> Aim of the exercise:
In the material below, identify each line bearing the word "PLGA". Reproduce those lines.

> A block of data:
╔══

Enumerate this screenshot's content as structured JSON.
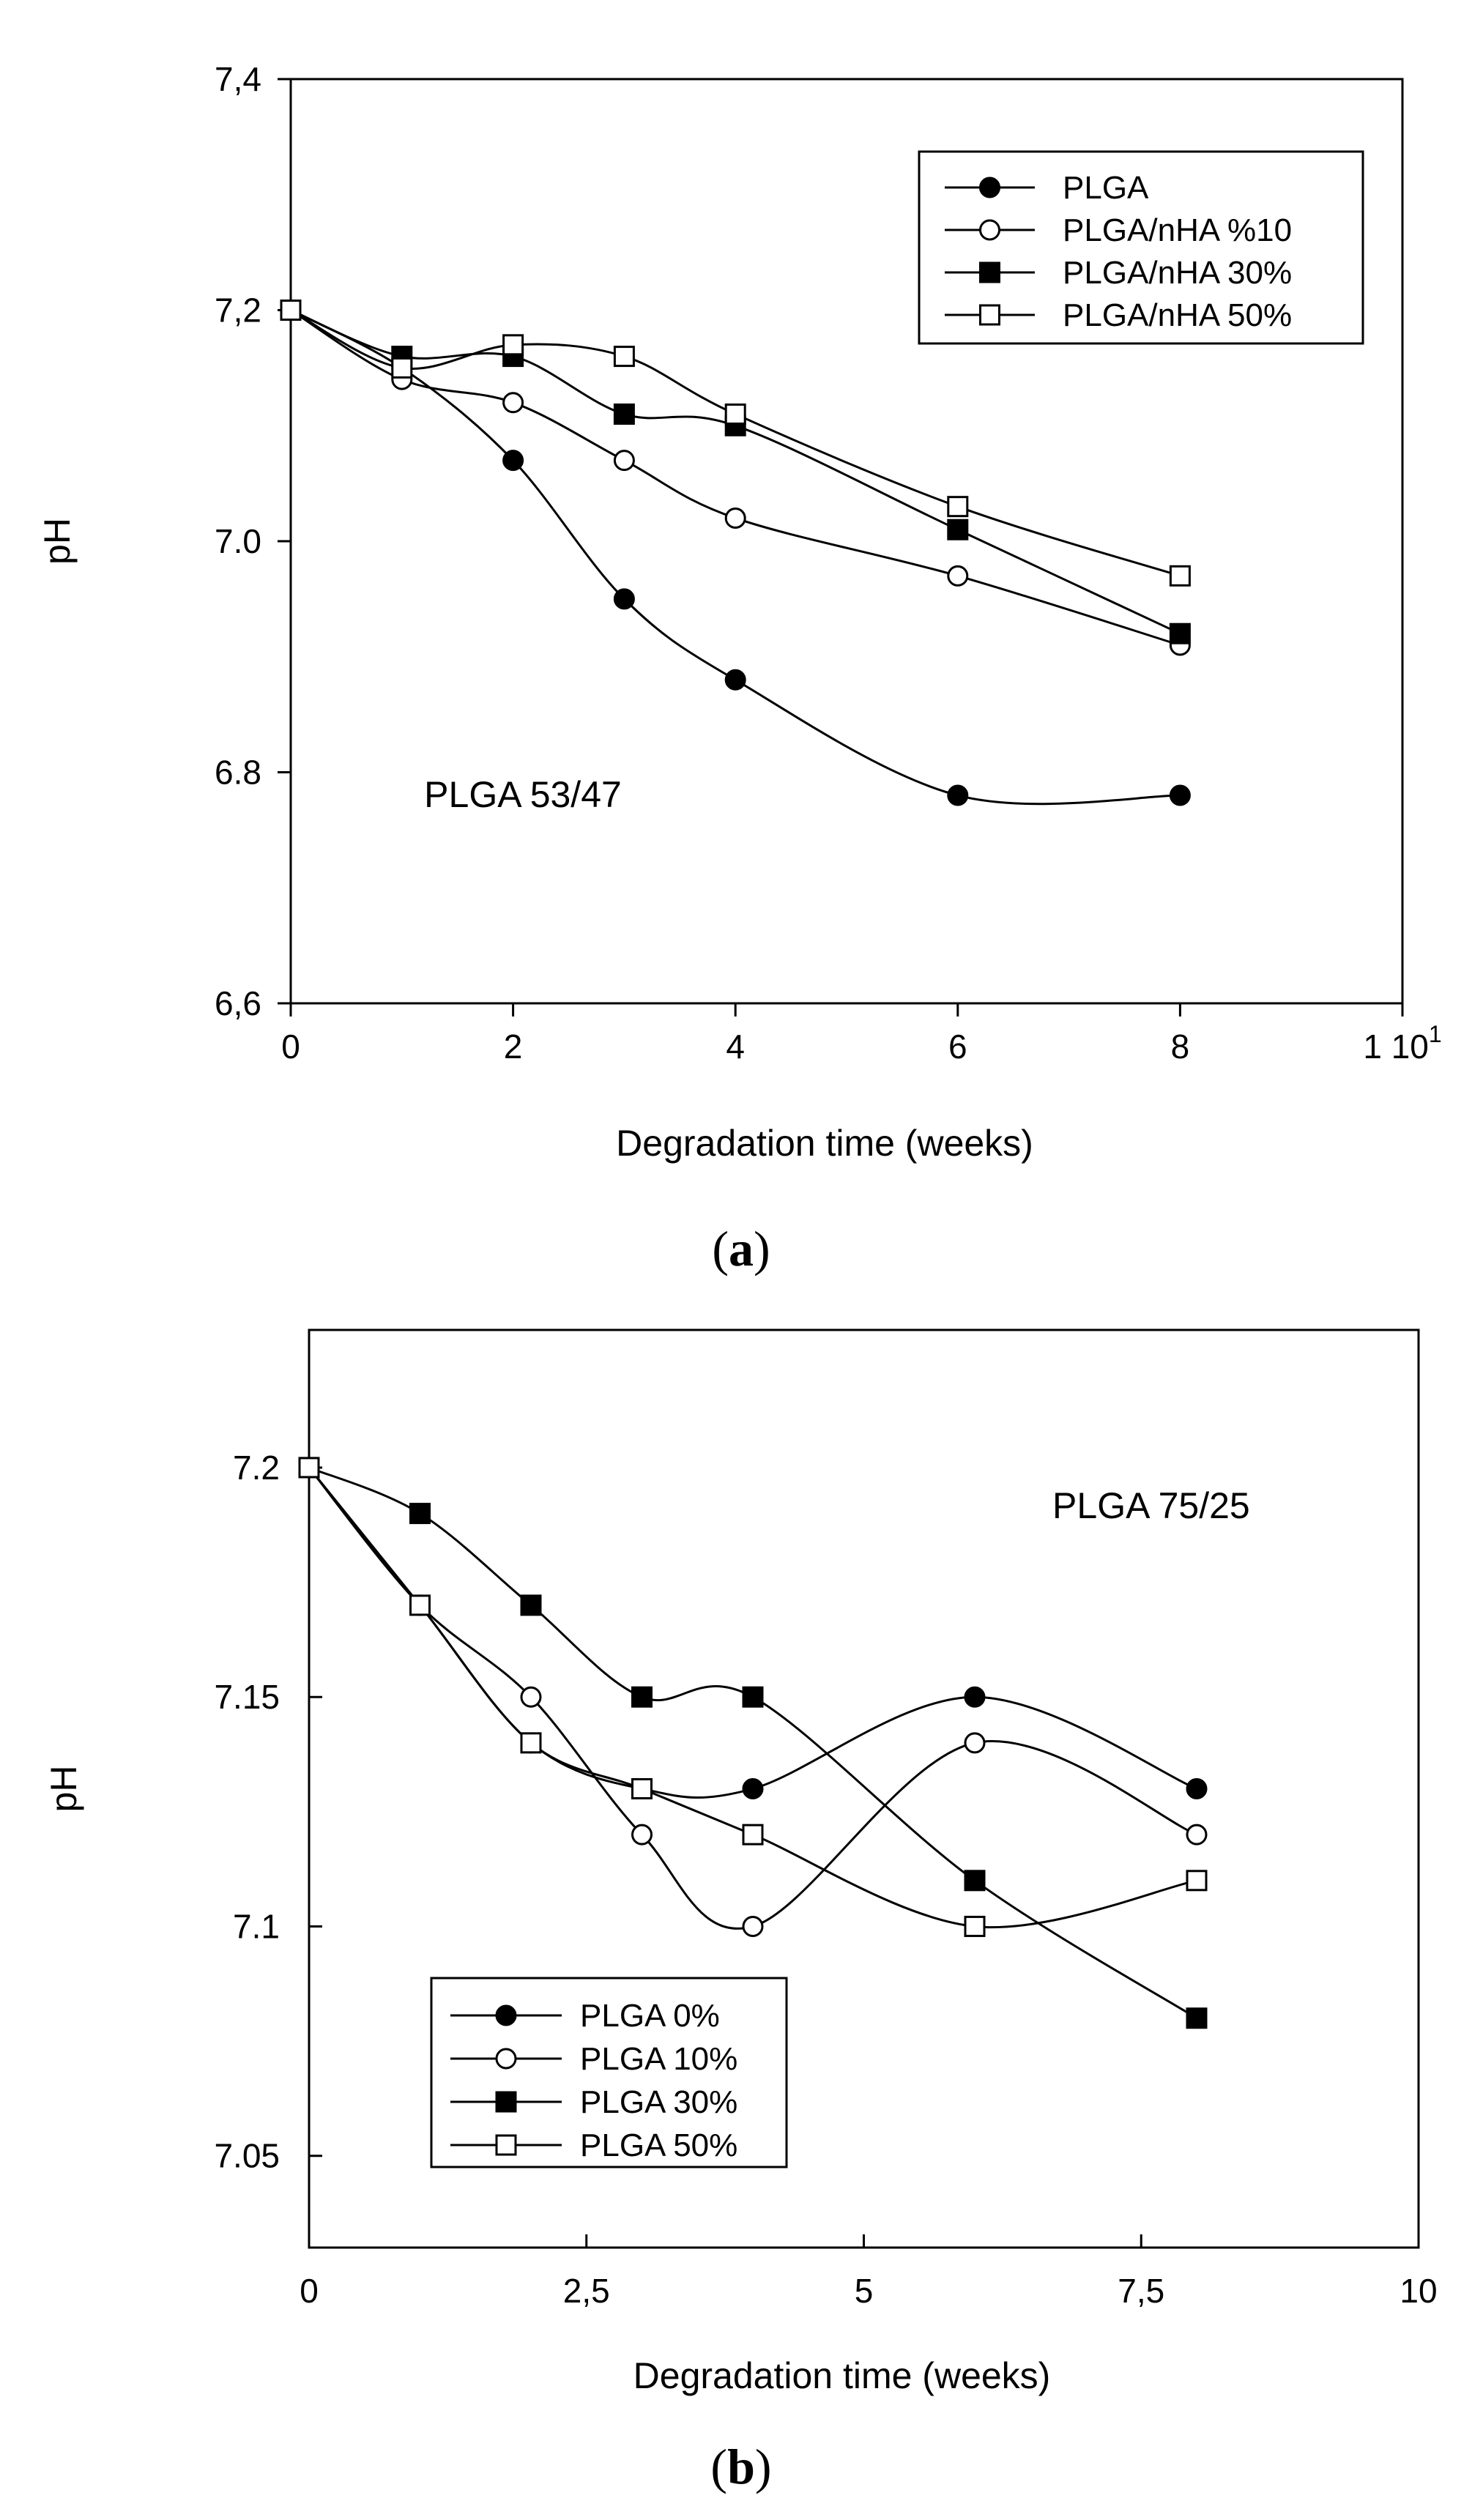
{
  "chart_data": [
    {
      "type": "line",
      "panel_label": "a",
      "xlabel": "Degradation time (weeks)",
      "ylabel": "pH",
      "xlim": [
        0,
        10
      ],
      "ylim": [
        6.6,
        7.4
      ],
      "x_ticks": [
        {
          "value": 0,
          "label": "0"
        },
        {
          "value": 2,
          "label": "2"
        },
        {
          "value": 4,
          "label": "4"
        },
        {
          "value": 6,
          "label": "6"
        },
        {
          "value": 8,
          "label": "8"
        },
        {
          "value": 10,
          "label": "1 10",
          "sup": "1"
        }
      ],
      "y_ticks": [
        {
          "value": 6.6,
          "label": "6,6"
        },
        {
          "value": 6.8,
          "label": "6.8"
        },
        {
          "value": 7.0,
          "label": "7.0"
        },
        {
          "value": 7.2,
          "label": "7,2"
        },
        {
          "value": 7.4,
          "label": "7,4"
        }
      ],
      "annotation": {
        "text": "PLGA 53/47",
        "x": 1.2,
        "y": 6.77
      },
      "legend": {
        "position": "top-right"
      },
      "series": [
        {
          "name": "PLGA",
          "marker": "filled-circle",
          "x": [
            0,
            1,
            2,
            3,
            4,
            6,
            8
          ],
          "y": [
            7.2,
            7.15,
            7.07,
            6.95,
            6.88,
            6.78,
            6.78
          ]
        },
        {
          "name": "PLGA/nHA %10",
          "marker": "open-circle",
          "x": [
            0,
            1,
            2,
            3,
            4,
            6,
            8
          ],
          "y": [
            7.2,
            7.14,
            7.12,
            7.07,
            7.02,
            6.97,
            6.91
          ]
        },
        {
          "name": "PLGA/nHA 30%",
          "marker": "filled-square",
          "x": [
            0,
            1,
            2,
            3,
            4,
            6,
            8
          ],
          "y": [
            7.2,
            7.16,
            7.16,
            7.11,
            7.1,
            7.01,
            6.92
          ]
        },
        {
          "name": "PLGA/nHA 50%",
          "marker": "open-square",
          "x": [
            0,
            1,
            2,
            3,
            4,
            6,
            8
          ],
          "y": [
            7.2,
            7.15,
            7.17,
            7.16,
            7.11,
            7.03,
            6.97
          ]
        }
      ]
    },
    {
      "type": "line",
      "panel_label": "b",
      "xlabel": "Degradation time (weeks)",
      "ylabel": "pH",
      "xlim": [
        0,
        10
      ],
      "ylim": [
        7.03,
        7.23
      ],
      "x_ticks": [
        {
          "value": 0,
          "label": "0"
        },
        {
          "value": 2.5,
          "label": "2,5"
        },
        {
          "value": 5,
          "label": "5"
        },
        {
          "value": 7.5,
          "label": "7,5"
        },
        {
          "value": 10,
          "label": "10"
        }
      ],
      "y_ticks": [
        {
          "value": 7.05,
          "label": "7.05"
        },
        {
          "value": 7.1,
          "label": "7.1"
        },
        {
          "value": 7.15,
          "label": "7.15"
        },
        {
          "value": 7.2,
          "label": "7.2"
        }
      ],
      "annotation": {
        "text": "PLGA 75/25",
        "x": 6.7,
        "y": 7.189
      },
      "legend": {
        "position": "bottom-left"
      },
      "series": [
        {
          "name": "PLGA 0%",
          "marker": "filled-circle",
          "x": [
            0,
            1,
            2,
            3,
            4,
            6,
            8
          ],
          "y": [
            7.2,
            7.17,
            7.14,
            7.13,
            7.13,
            7.15,
            7.13
          ]
        },
        {
          "name": "PLGA 10%",
          "marker": "open-circle",
          "x": [
            0,
            1,
            2,
            3,
            4,
            6,
            8
          ],
          "y": [
            7.2,
            7.17,
            7.15,
            7.12,
            7.1,
            7.14,
            7.12
          ]
        },
        {
          "name": "PLGA 30%",
          "marker": "filled-square",
          "x": [
            0,
            1,
            2,
            3,
            4,
            6,
            8
          ],
          "y": [
            7.2,
            7.19,
            7.17,
            7.15,
            7.15,
            7.11,
            7.08
          ]
        },
        {
          "name": "PLGA 50%",
          "marker": "open-square",
          "x": [
            0,
            1,
            2,
            3,
            4,
            6,
            8
          ],
          "y": [
            7.2,
            7.17,
            7.14,
            7.13,
            7.12,
            7.1,
            7.11
          ]
        }
      ]
    }
  ]
}
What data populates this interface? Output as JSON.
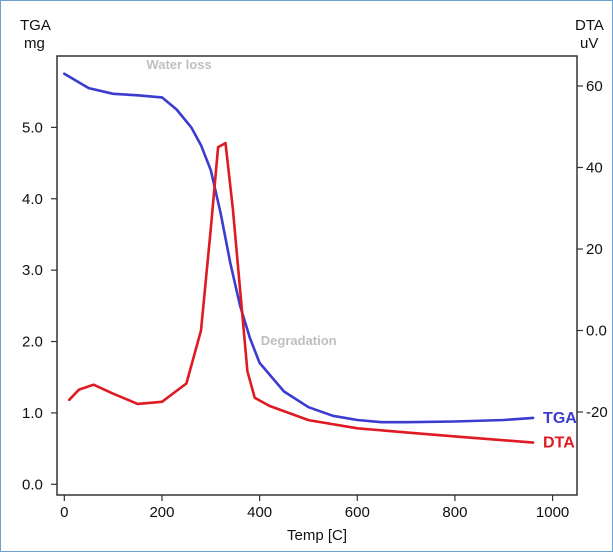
{
  "chart_data": {
    "type": "line",
    "left_axis": {
      "title": "TGA",
      "unit": "mg",
      "ylim": [
        -0.15,
        6.0
      ],
      "ticks": [
        0.0,
        1.0,
        2.0,
        3.0,
        4.0,
        5.0
      ],
      "tick_labels": [
        "0.0",
        "1.0",
        "2.0",
        "3.0",
        "4.0",
        "5.0"
      ]
    },
    "right_axis": {
      "title": "DTA",
      "unit": "uV",
      "ticks": [
        -20,
        0,
        20,
        40,
        60
      ],
      "tick_labels": [
        "-20",
        "0.0",
        "20",
        "40",
        "60"
      ]
    },
    "x_axis": {
      "label": "Temp  [C]",
      "xlim": [
        -15,
        1050
      ],
      "ticks": [
        0,
        200,
        400,
        600,
        800,
        1000
      ],
      "tick_labels": [
        "0",
        "200",
        "400",
        "600",
        "800",
        "1000"
      ]
    },
    "series": [
      {
        "name": "TGA",
        "color": "#3b3bd0",
        "axis": "left",
        "x": [
          0,
          50,
          100,
          150,
          200,
          230,
          260,
          280,
          300,
          320,
          340,
          360,
          380,
          400,
          450,
          500,
          550,
          600,
          650,
          700,
          800,
          900,
          960
        ],
        "y": [
          5.75,
          5.55,
          5.47,
          5.45,
          5.42,
          5.25,
          5.0,
          4.75,
          4.4,
          3.8,
          3.1,
          2.5,
          2.05,
          1.7,
          1.3,
          1.08,
          0.96,
          0.9,
          0.87,
          0.87,
          0.88,
          0.9,
          0.93
        ]
      },
      {
        "name": "DTA",
        "color": "#e01a22",
        "axis": "right",
        "x": [
          10,
          30,
          60,
          100,
          150,
          200,
          250,
          280,
          300,
          315,
          330,
          345,
          360,
          375,
          390,
          420,
          500,
          600,
          700,
          800,
          960
        ],
        "y": [
          -17.0,
          -14.5,
          -13.3,
          -15.5,
          -18.0,
          -17.5,
          -13.0,
          0,
          25.0,
          45.0,
          46.0,
          30.0,
          10.0,
          -10.0,
          -16.5,
          -18.5,
          -22.0,
          -24.0,
          -25.0,
          -26.0,
          -27.5
        ]
      }
    ],
    "annotations": [
      {
        "text": "Water loss",
        "x": 235,
        "y_left": 5.82,
        "color": "#bfbfbf"
      },
      {
        "text": "Degradation",
        "x": 480,
        "y_left": 1.95,
        "color": "#bfbfbf"
      }
    ],
    "legend_placement": "right-end-of-lines",
    "grid": false
  }
}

╚══

> Task result:
        "text": "PLGA 53/47",
          "name": "PLGA",
          "name": "PLGA/nHA %10",
          "name": "PLGA/nHA 30%",
          "name": "PLGA/nHA 50%",
        "text": "PLGA 75/25",
          "name": "PLGA 0%",
          "name": "PLGA 10%",
          "name": "PLGA 30%",
          "name": "PLGA 50%",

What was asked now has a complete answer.